LISTING:
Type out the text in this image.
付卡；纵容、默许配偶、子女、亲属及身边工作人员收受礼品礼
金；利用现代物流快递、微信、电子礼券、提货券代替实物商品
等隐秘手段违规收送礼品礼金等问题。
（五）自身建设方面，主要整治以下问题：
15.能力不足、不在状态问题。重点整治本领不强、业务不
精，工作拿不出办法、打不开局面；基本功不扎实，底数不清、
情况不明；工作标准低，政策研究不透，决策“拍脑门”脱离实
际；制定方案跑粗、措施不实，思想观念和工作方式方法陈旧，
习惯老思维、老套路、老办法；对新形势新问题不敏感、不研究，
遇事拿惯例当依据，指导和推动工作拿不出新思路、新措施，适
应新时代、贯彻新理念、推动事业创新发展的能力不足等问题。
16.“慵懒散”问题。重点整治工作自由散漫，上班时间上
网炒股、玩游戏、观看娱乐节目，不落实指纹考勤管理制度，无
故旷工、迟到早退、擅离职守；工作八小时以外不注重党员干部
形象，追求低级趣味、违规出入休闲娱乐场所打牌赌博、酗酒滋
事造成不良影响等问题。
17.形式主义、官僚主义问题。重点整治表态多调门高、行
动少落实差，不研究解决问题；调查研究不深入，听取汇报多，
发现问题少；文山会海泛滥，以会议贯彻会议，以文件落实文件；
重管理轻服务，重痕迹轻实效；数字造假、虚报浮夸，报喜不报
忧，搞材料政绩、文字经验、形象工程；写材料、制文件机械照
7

TASK INSTRUCTIONS:
Retype the listing above in full, with no alterations.

RESULT OF THIS TASK:
Type out the text in this image.
付卡；纵容、默许配偶、子女、亲属及身边工作人员收受礼品礼
金；利用现代物流快递、微信、电子礼券、提货券代替实物商品
等隐秘手段违规收送礼品礼金等问题。
（五）自身建设方面，主要整治以下问题：
15.能力不足、不在状态问题。重点整治本领不强、业务不
精，工作拿不出办法、打不开局面；基本功不扎实，底数不清、
情况不明；工作标准低，政策研究不透，决策“拍脑门”脱离实
际；制定方案跑粗、措施不实，思想观念和工作方式方法陈旧，
习惯老思维、老套路、老办法；对新形势新问题不敏感、不研究，
遇事拿惯例当依据，指导和推动工作拿不出新思路、新措施，适
应新时代、贯彻新理念、推动事业创新发展的能力不足等问题。
16.“慵懒散”问题。重点整治工作自由散漫，上班时间上
网炒股、玩游戏、观看娱乐节目，不落实指纹考勤管理制度，无
故旷工、迟到早退、擅离职守；工作八小时以外不注重党员干部
形象，追求低级趣味、违规出入休闲娱乐场所打牌赌博、酗酒滋
事造成不良影响等问题。
17.形式主义、官僚主义问题。重点整治表态多调门高、行
动少落实差，不研究解决问题；调查研究不深入，听取汇报多，
发现问题少；文山会海泛滥，以会议贯彻会议，以文件落实文件；
重管理轻服务，重痕迹轻实效；数字造假、虚报浮夸，报喜不报
忧，搞材料政绩、文字经验、形象工程；写材料、制文件机械照
7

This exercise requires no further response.